*Required task*
From the entries below, copy out every line with "βάθος" in it.

*Entries*
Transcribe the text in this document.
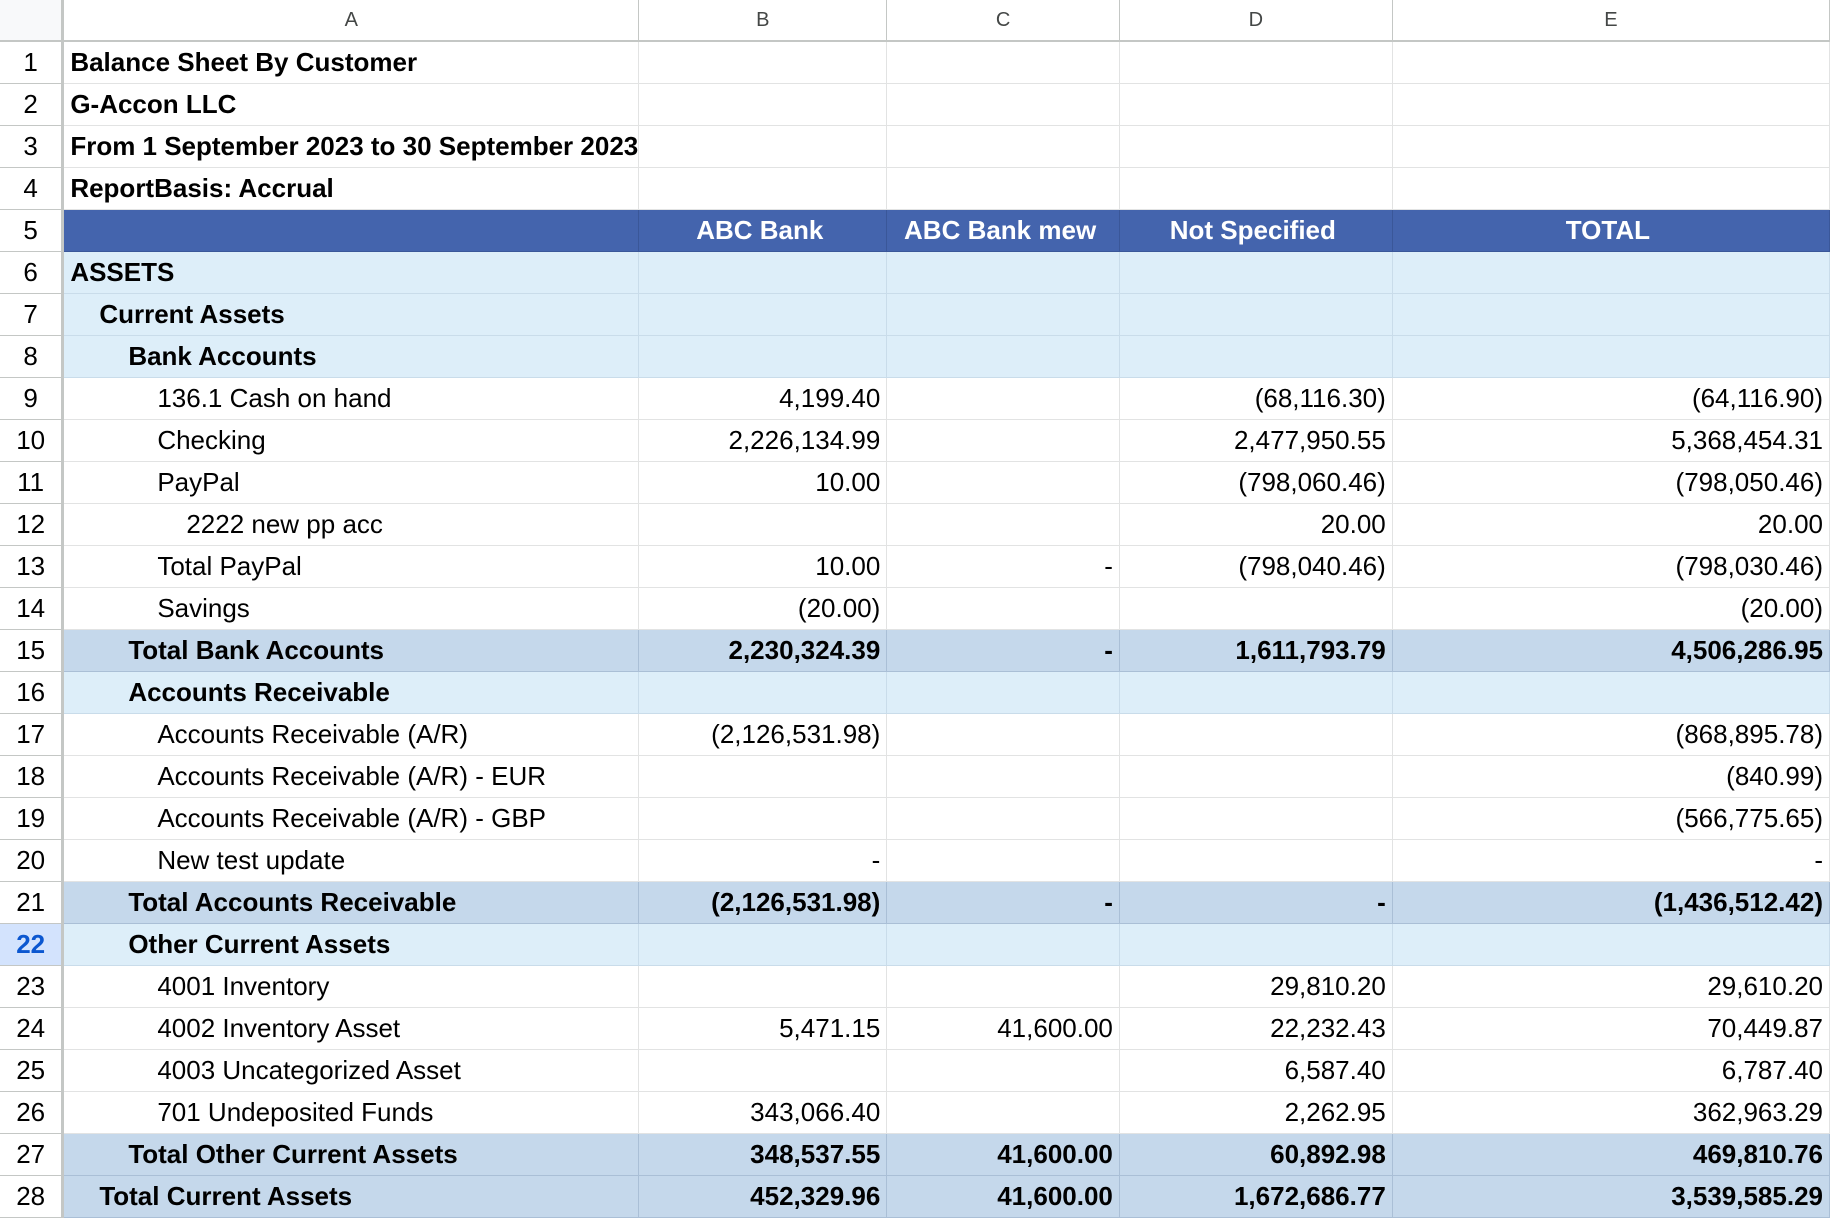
	A	B	C	D	E
1	Balance Sheet By Customer				
2	G-Accon LLC				
3	From 1 September 2023 to 30 September 2023				
4	ReportBasis: Accrual				
5		ABC Bank	ABC Bank mew	Not Specified	TOTAL
6	ASSETS				
7	Current Assets				
8	Bank Accounts				
9	136.1 Cash on hand	4,199.40		(68,116.30)	(64,116.90)
10	Checking	2,226,134.99		2,477,950.55	5,368,454.31
11	PayPal	10.00		(798,060.46)	(798,050.46)
12	2222 new pp acc			20.00	20.00
13	Total PayPal	10.00	-	(798,040.46)	(798,030.46)
14	Savings	(20.00)			(20.00)
15	Total Bank Accounts	2,230,324.39	-	1,611,793.79	4,506,286.95
16	Accounts Receivable				
17	Accounts Receivable (A/R)	(2,126,531.98)			(868,895.78)
18	Accounts Receivable (A/R) - EUR				(840.99)
19	Accounts Receivable (A/R) - GBP				(566,775.65)
20	New test update	-			-
21	Total Accounts Receivable	(2,126,531.98)	-	-	(1,436,512.42)
22	Other Current Assets				
23	4001 Inventory			29,810.20	29,610.20
24	4002 Inventory Asset	5,471.15	41,600.00	22,232.43	70,449.87
25	4003 Uncategorized Asset			6,587.40	6,787.40
26	701 Undeposited Funds	343,066.40		2,262.95	362,963.29
27	Total Other Current Assets	348,537.55	41,600.00	60,892.98	469,810.76
28	Total Current Assets	452,329.96	41,600.00	1,672,686.77	3,539,585.29
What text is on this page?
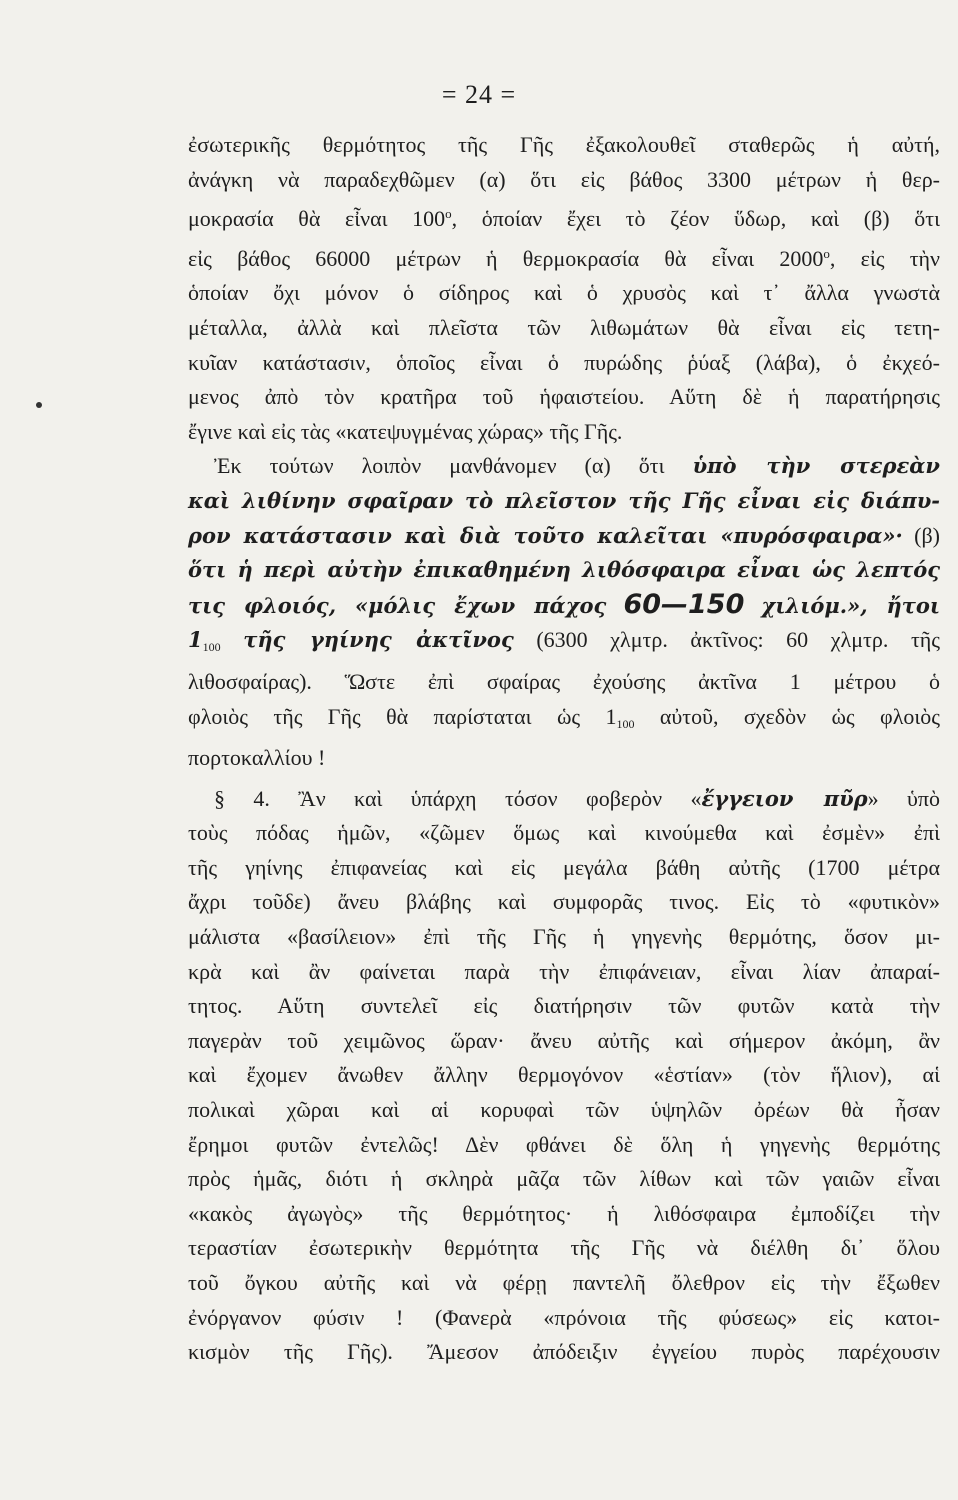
= 24 =
ἐσωτερικῆς θερμότητος τῆς Γῆς ἐξακολουθεῖ σταθερῶς ἡ αὐτή,
ἀνάγκη νὰ παραδεχθῶμεν (α) ὅτι εἰς βάθος 3300 μέτρων ἡ θερ-
μοκρασία θὰ εἶναι 100$^o$, ὁποίαν ἔχει τὸ ζέον ὕδωρ, καὶ (β) ὅτι
εἰς βάθος 66000 μέτρων ἡ θερμοκρασία θὰ εἶναι 2000$^o$, εἰς τὴν
ὁποίαν ὄχι μόνον ὁ σίδηρος καὶ ὁ χρυσὸς καὶ τ᾿ ἄλλα γνωστὰ
μέταλλα, ἀλλὰ καὶ πλεῖστα τῶν λιθωμάτων θὰ εἶναι εἰς τετη-
κυῖαν κατάστασιν, ὁποῖος εἶναι ὁ πυρώδης ῥύαξ (λάβα), ὁ ἐκχεό-
μενος ἀπὸ τὸν κρατῆρα τοῦ ἡφαιστείου. Αὕτη δὲ ἡ παρατήρησις
ἔγινε καὶ εἰς τὰς «κατεψυγμένας χώρας» τῆς Γῆς.
Ἐκ τούτων λοιπὸν μανθάνομεν (α) ὅτι ὑπὸ τὴν στερεὰν
καὶ λιθίνην σφαῖραν τὸ πλεῖστον τῆς Γῆς εἶναι εἰς διάπυ-
ρον κατάστασιν καὶ διὰ τοῦτο καλεῖται «πυρόσφαιρα»· (β)
ὅτι ἡ περὶ αὐτὴν ἐπικαθημένη λιθόσφαιρα εἶναι ὡς λεπτός
τις φλοιός, «μόλις ἔχων πάχος 60—150 χιλιόμ.», ἤτοι
$1_{100}$ τῆς γηίνης ἀκτῖνος (6300 χλμτρ. ἀκτῖνος: 60 χλμτρ. τῆς
λιθοσφαίρας). Ὥστε ἐπὶ σφαίρας ἐχούσης ἀκτῖνα 1 μέτρου ὁ
φλοιὸς τῆς Γῆς θὰ παρίσταται ὡς $1_{100}$ αὐτοῦ, σχεδὸν ὡς φλοιὸς
πορτοκαλλίου !
§ 4. Ἂν καὶ ὑπάρχη τόσον φοβερὸν «ἔγγειον πῦρ» ὑπὸ
τοὺς πόδας ἡμῶν, «ζῶμεν ὅμως καὶ κινούμεθα καὶ ἐσμὲν» ἐπὶ
τῆς γηίνης ἐπιφανείας καὶ εἰς μεγάλα βάθη αὐτῆς (1700 μέτρα
ἄχρι τοῦδε) ἄνευ βλάβης καὶ συμφορᾶς τινος. Εἰς τὸ «φυτικὸν»
μάλιστα «βασίλειον» ἐπὶ τῆς Γῆς ἡ γηγενὴς θερμότης, ὅσον μι-
κρὰ καὶ ἂν φαίνεται παρὰ τὴν ἐπιφάνειαν, εἶναι λίαν ἀπαραί-
τητος. Αὕτη συντελεῖ εἰς διατήρησιν τῶν φυτῶν κατὰ τὴν
παγερὰν τοῦ χειμῶνος ὥραν· ἄνευ αὐτῆς καὶ σήμερον ἀκόμη, ἂν
καὶ ἔχομεν ἄνωθεν ἄλλην θερμογόνον «ἑστίαν» (τὸν ἥλιον), αἱ
πολικαὶ χῶραι καὶ αἱ κορυφαὶ τῶν ὑψηλῶν ὀρέων θὰ ἦσαν
ἔρημοι φυτῶν ἐντελῶς! Δὲν φθάνει δὲ ὅλη ἡ γηγενὴς θερμότης
πρὸς ἡμᾶς, διότι ἡ σκληρὰ μᾶζα τῶν λίθων καὶ τῶν γαιῶν εἶναι
«κακὸς ἀγωγὸς» τῆς θερμότητος· ἡ λιθόσφαιρα ἐμποδίζει τὴν
τεραστίαν ἐσωτερικὴν θερμότητα τῆς Γῆς νὰ διέλθη δι᾿ ὅλου
τοῦ ὄγκου αὐτῆς καὶ νὰ φέρῃ παντελῆ ὄλεθρον εἰς τὴν ἔξωθεν
ἐνόργανον φύσιν ! (Φανερὰ «πρόνοια τῆς φύσεως» εἰς κατοι-
κισμὸν τῆς Γῆς). Ἄμεσον ἀπόδειξιν ἐγγείου πυρὸς παρέχουσιν
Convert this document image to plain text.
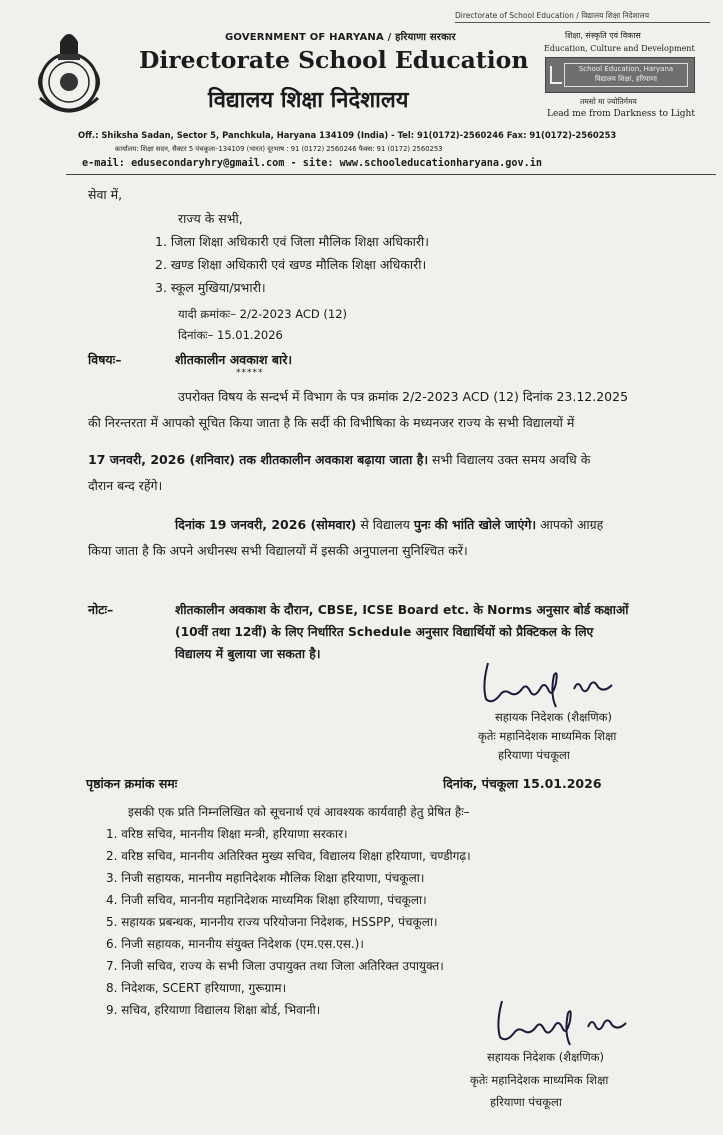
Directorate of School Education / विद्यालय शिक्षा निदेशालय
GOVERNMENT OF HARYANA / हरियाणा सरकार
Directorate School Education
विद्यालय शिक्षा निदेशालय
शिक्षा, संस्कृति एवं विकास
Education, Culture and Development
School Education, Haryana
विद्यालय शिक्षा, हरियाणा
तमसो मा ज्योतिर्गमय
Lead me from Darkness to Light
Off.: Shiksha Sadan, Sector 5, Panchkula, Haryana 134109 (India) - Tel: 91(0172)-2560246 Fax: 91(0172)-2560253
कार्यालय: शिक्षा सदन, सैक्टर 5 पंचकूला–134109 (भारत) दूरभाष : 91 (0172) 2560246 फैक्स: 91 (0172) 2560253
e-mail: edusecondaryhry@gmail.com - site: www.schooleducationharyana.gov.in
सेवा में,
राज्य के सभी,
1. जिला शिक्षा अधिकारी एवं जिला मौलिक शिक्षा अधिकारी।
2. खण्ड शिक्षा अधिकारी एवं खण्ड मौलिक शिक्षा अधिकारी।
3. स्कूल मुखिया/प्रभारी।
यादी क्रमांकः– 2/2-2023 ACD (12)
दिनांकः– 15.01.2026
विषयः–	शीतकालीन अवकाश बारे।
*****
उपरोक्त विषय के सन्दर्भ में विभाग के पत्र क्रमांक 2/2-2023 ACD (12) दिनांक 23.12.2025
की निरन्तरता में आपको सूचित किया जाता है कि सर्दी की विभीषिका के मध्यनजर राज्य के सभी विद्यालयों में
17 जनवरी, 2026 (शनिवार) तक शीतकालीन अवकाश बढ़ाया जाता है। सभी विद्यालय उक्त समय अवधि के
दौरान बन्द रहेंगे।
दिनांक 19 जनवरी, 2026 (सोमवार) से विद्यालय पुनः की भांति खोले जाएंगे। आपको आग्रह
किया जाता है कि अपने अधीनस्थ सभी विद्यालयों में इसकी अनुपालना सुनिश्चित करें।
नोटः–	शीतकालीन अवकाश के दौरान, CBSE, ICSE Board etc. के Norms अनुसार बोर्ड कक्षाओं
(10वीं तथा 12वीं) के लिए निर्धारित Schedule अनुसार विद्यार्थियों को प्रैक्टिकल के लिए
विद्यालय में बुलाया जा सकता है।
सहायक निदेशक (शैक्षणिक)
कृतेः महानिदेशक माध्यमिक शिक्षा
हरियाणा पंचकूला
पृष्ठांकन क्रमांक समः	दिनांक, पंचकूला 15.01.2026
इसकी एक प्रति निम्नलिखित को सूचनार्थ एवं आवश्यक कार्यवाही हेतु प्रेषित हैः–
1. वरिष्ठ सचिव, माननीय शिक्षा मन्त्री, हरियाणा सरकार।
2. वरिष्ठ सचिव, माननीय अतिरिक्त मुख्य सचिव, विद्यालय शिक्षा हरियाणा, चण्डीगढ़।
3. निजी सहायक, माननीय महानिदेशक मौलिक शिक्षा हरियाणा, पंचकूला।
4. निजी सचिव, माननीय महानिदेशक माध्यमिक शिक्षा हरियाणा, पंचकूला।
5. सहायक प्रबन्धक, माननीय राज्य परियोजना निदेशक, HSSPP, पंचकूला।
6. निजी सहायक, माननीय संयुक्त निदेशक (एम.एस.एस.)।
7. निजी सचिव, राज्य के सभी जिला उपायुक्त तथा जिला अतिरिक्त उपायुक्त।
8. निदेशक, SCERT हरियाणा, गुरूग्राम।
9. सचिव, हरियाणा विद्यालय शिक्षा बोर्ड, भिवानी।
सहायक निदेशक (शैक्षणिक)
कृतेः महानिदेशक माध्यमिक शिक्षा
हरियाणा पंचकूला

*Reply*
ἀνάγκη νὰ παραδεχθῶμεν (α) ὅτι εἰς βάθος 3300 μέτρων ἡ θερ-
εἰς βάθος 66000 μέτρων ἡ θερμοκρασία θὰ εἶναι 2000$^o$, εἰς τὴν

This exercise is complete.